Saved entries:
+++

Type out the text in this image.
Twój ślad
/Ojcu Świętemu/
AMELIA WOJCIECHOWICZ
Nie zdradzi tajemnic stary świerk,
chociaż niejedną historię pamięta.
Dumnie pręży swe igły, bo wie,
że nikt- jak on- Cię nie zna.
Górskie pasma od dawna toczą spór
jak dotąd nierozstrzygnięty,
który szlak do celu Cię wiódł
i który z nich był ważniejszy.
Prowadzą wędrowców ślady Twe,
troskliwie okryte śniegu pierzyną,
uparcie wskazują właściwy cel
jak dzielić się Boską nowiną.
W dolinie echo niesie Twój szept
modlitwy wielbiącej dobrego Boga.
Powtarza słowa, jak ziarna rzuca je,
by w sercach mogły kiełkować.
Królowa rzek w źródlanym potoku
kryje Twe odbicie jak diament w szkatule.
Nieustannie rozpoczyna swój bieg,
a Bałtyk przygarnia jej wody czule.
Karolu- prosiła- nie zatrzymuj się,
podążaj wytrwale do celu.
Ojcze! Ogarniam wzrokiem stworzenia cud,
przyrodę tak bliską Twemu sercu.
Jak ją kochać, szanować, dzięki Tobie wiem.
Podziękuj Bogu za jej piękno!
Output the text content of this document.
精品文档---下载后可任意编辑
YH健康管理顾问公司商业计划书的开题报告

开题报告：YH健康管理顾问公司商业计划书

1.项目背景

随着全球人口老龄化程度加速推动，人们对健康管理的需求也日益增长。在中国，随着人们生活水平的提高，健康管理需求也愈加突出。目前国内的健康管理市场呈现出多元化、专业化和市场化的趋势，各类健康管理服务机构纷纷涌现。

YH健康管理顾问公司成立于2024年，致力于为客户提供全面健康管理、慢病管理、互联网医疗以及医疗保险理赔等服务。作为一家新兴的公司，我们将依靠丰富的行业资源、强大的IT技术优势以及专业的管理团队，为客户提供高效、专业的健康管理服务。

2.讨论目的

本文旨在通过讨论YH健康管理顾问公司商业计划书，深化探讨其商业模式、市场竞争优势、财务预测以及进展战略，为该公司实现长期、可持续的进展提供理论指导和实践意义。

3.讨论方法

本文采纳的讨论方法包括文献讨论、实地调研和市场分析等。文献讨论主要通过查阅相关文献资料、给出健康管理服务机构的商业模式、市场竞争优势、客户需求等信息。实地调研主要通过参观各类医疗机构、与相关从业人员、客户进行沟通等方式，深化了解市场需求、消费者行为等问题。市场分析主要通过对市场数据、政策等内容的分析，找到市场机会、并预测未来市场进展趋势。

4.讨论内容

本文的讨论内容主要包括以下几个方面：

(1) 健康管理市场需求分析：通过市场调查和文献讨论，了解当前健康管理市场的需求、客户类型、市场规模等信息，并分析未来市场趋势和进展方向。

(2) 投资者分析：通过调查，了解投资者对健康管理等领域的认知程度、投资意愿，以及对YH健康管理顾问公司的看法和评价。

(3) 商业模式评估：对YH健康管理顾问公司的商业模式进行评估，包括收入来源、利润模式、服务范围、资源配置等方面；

+++

• **EXERCISE AIM**: Select and copy every line of the material that holds the string "celu".

• **SOLUTION FOR THIS TASK**:
który szlak do celu Cię wiódł
podążaj wytrwale do celu.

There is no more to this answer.